AIM
Pick out each line in these entries that contains the string "Meeting".

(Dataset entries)
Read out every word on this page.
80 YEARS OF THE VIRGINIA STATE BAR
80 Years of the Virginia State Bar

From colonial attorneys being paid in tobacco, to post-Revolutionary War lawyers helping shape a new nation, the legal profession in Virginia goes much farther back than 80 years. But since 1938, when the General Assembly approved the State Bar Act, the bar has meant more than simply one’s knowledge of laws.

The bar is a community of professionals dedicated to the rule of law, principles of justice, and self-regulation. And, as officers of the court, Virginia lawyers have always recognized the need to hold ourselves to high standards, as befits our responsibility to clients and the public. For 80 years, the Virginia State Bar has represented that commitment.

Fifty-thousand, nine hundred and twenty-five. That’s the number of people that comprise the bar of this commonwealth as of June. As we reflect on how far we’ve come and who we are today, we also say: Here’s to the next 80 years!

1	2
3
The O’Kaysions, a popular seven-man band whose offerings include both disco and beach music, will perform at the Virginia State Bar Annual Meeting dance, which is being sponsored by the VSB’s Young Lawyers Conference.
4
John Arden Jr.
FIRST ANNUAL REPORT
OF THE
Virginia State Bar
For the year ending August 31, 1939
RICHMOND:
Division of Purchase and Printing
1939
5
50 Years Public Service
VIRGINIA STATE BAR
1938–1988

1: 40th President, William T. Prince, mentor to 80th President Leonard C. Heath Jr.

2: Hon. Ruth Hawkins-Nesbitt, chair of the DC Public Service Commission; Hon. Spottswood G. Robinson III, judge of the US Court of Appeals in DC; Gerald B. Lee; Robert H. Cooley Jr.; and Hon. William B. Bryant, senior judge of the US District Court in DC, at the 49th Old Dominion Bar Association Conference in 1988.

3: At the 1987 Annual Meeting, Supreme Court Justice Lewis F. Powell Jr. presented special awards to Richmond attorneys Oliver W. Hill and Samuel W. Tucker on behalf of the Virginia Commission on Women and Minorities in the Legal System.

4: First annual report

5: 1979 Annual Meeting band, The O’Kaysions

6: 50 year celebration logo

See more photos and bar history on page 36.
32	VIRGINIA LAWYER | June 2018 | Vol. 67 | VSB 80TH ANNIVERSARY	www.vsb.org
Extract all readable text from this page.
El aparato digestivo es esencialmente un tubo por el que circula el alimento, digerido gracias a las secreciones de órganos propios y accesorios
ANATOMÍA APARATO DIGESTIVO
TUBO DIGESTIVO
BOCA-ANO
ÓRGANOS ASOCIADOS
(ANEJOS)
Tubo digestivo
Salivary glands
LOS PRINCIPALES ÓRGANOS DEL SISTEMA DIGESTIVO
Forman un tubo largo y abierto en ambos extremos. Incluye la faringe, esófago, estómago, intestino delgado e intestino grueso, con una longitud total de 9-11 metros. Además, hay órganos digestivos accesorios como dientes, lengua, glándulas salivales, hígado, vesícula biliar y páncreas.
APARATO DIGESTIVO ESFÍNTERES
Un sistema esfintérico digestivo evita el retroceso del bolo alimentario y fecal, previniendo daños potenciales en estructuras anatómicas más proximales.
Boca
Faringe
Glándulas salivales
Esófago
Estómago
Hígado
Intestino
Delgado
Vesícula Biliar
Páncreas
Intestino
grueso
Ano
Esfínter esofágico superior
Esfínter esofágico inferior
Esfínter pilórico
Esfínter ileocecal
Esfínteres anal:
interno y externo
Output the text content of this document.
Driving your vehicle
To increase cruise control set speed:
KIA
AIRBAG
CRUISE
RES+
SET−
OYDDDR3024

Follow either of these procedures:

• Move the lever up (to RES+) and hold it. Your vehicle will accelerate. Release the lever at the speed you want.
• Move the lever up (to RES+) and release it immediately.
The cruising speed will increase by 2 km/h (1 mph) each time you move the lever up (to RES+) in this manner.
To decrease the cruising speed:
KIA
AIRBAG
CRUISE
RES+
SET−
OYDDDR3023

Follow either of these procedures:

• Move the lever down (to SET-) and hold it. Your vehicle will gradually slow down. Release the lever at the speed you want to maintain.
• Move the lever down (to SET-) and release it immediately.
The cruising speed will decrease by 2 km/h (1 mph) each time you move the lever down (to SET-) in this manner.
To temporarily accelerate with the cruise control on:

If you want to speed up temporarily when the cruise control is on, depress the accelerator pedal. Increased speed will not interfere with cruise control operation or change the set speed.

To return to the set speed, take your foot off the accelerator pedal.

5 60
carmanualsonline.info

REPLY TO THE EXERCISE
The O’Kaysions, a popular seven-man band whose offerings include both disco and beach music, will perform at the Virginia State Bar Annual Meeting dance, which is being sponsored by the VSB’s Young Lawyers Conference.
3: At the 1987 Annual Meeting, Supreme Court Justice Lewis F. Powell Jr. presented special awards to Richmond attorneys Oliver W. Hill and Samuel W. Tucker on behalf of the Virginia Commission on Women and Minorities in the Legal System.
5: 1979 Annual Meeting band, The O’Kaysions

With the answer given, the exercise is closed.